Data excerpts:
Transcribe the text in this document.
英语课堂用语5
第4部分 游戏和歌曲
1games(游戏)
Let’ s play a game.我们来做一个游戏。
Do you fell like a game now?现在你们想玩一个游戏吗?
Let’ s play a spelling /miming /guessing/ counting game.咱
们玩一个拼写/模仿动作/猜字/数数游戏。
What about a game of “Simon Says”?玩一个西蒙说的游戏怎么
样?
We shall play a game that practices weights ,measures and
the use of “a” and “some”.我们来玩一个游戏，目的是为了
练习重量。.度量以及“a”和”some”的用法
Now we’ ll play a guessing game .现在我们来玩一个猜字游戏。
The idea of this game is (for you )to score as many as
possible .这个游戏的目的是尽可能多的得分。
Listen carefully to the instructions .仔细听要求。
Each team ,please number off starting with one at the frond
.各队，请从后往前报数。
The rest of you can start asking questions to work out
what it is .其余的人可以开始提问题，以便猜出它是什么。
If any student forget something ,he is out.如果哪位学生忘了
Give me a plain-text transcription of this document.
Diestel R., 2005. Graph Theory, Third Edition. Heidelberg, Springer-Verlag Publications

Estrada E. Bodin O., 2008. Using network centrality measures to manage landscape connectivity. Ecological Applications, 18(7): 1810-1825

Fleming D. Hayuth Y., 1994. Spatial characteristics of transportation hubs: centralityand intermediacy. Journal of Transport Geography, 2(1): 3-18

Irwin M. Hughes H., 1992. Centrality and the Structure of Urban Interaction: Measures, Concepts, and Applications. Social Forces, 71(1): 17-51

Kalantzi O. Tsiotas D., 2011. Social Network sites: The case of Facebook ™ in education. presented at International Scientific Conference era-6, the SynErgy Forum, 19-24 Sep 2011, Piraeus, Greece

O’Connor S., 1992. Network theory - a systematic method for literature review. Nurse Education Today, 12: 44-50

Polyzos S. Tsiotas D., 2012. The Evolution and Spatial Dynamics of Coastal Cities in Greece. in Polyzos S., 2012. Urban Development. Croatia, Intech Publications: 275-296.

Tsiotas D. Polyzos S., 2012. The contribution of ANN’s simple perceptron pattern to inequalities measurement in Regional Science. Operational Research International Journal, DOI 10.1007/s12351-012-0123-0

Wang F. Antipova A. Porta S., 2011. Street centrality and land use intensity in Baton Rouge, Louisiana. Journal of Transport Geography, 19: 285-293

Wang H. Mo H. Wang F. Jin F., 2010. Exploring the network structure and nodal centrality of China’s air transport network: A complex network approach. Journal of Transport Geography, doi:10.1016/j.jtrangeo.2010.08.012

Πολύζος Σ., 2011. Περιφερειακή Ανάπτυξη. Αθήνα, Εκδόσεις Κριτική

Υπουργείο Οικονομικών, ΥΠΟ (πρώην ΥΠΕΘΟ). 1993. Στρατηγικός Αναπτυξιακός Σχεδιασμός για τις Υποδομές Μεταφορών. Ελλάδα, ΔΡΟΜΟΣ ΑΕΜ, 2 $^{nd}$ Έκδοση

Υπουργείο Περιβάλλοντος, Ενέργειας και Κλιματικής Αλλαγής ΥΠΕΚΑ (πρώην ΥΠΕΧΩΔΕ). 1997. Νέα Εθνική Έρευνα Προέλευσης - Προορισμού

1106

Task statement:
Repeat all the entries word for word.

Correct answer:
Transcribe the text in this document.
英语课堂用语5
第4部分 游戏和歌曲
1games(游戏)
Let’ s play a game.我们来做一个游戏。
Do you fell like a game now?现在你们想玩一个游戏吗?
Let’ s play a spelling /miming /guessing/ counting game.咱
们玩一个拼写/模仿动作/猜字/数数游戏。
What about a game of “Simon Says”?玩一个西蒙说的游戏怎么
样?
We shall play a game that practices weights ,measures and
the use of “a” and “some”.我们来玩一个游戏，目的是为了
练习重量。.度量以及“a”和”some”的用法
Now we’ ll play a guessing game .现在我们来玩一个猜字游戏。
The idea of this game is (for you )to score as many as
possible .这个游戏的目的是尽可能多的得分。
Listen carefully to the instructions .仔细听要求。
Each team ,please number off starting with one at the frond
.各队，请从后往前报数。
The rest of you can start asking questions to work out
what it is .其余的人可以开始提问题，以便猜出它是什么。
If any student forget something ,he is out.如果哪位学生忘了
Give me a plain-text transcription of this document.
Diestel R., 2005. Graph Theory, Third Edition. Heidelberg, Springer-Verlag Publications

Estrada E. Bodin O., 2008. Using network centrality measures to manage landscape connectivity. Ecological Applications, 18(7): 1810-1825

Fleming D. Hayuth Y., 1994. Spatial characteristics of transportation hubs: centralityand intermediacy. Journal of Transport Geography, 2(1): 3-18

Irwin M. Hughes H., 1992. Centrality and the Structure of Urban Interaction: Measures, Concepts, and Applications. Social Forces, 71(1): 17-51

Kalantzi O. Tsiotas D., 2011. Social Network sites: The case of Facebook ™ in education. presented at International Scientific Conference era-6, the SynErgy Forum, 19-24 Sep 2011, Piraeus, Greece

O’Connor S., 1992. Network theory - a systematic method for literature review. Nurse Education Today, 12: 44-50

Polyzos S. Tsiotas D., 2012. The Evolution and Spatial Dynamics of Coastal Cities in Greece. in Polyzos S., 2012. Urban Development. Croatia, Intech Publications: 275-296.

Tsiotas D. Polyzos S., 2012. The contribution of ANN’s simple perceptron pattern to inequalities measurement in Regional Science. Operational Research International Journal, DOI 10.1007/s12351-012-0123-0

Wang F. Antipova A. Porta S., 2011. Street centrality and land use intensity in Baton Rouge, Louisiana. Journal of Transport Geography, 19: 285-293

Wang H. Mo H. Wang F. Jin F., 2010. Exploring the network structure and nodal centrality of China’s air transport network: A complex network approach. Journal of Transport Geography, doi:10.1016/j.jtrangeo.2010.08.012

Πολύζος Σ., 2011. Περιφερειακή Ανάπτυξη. Αθήνα, Εκδόσεις Κριτική

Υπουργείο Οικονομικών, ΥΠΟ (πρώην ΥΠΕΘΟ). 1993. Στρατηγικός Αναπτυξιακός Σχεδιασμός για τις Υποδομές Μεταφορών. Ελλάδα, ΔΡΟΜΟΣ ΑΕΜ, 2 $^{nd}$ Έκδοση

Υπουργείο Περιβάλλοντος, Ενέργειας και Κλιματικής Αλλαγής ΥΠΕΚΑ (πρώην ΥΠΕΧΩΔΕ). 1997. Νέα Εθνική Έρευνα Προέλευσης - Προορισμού

1106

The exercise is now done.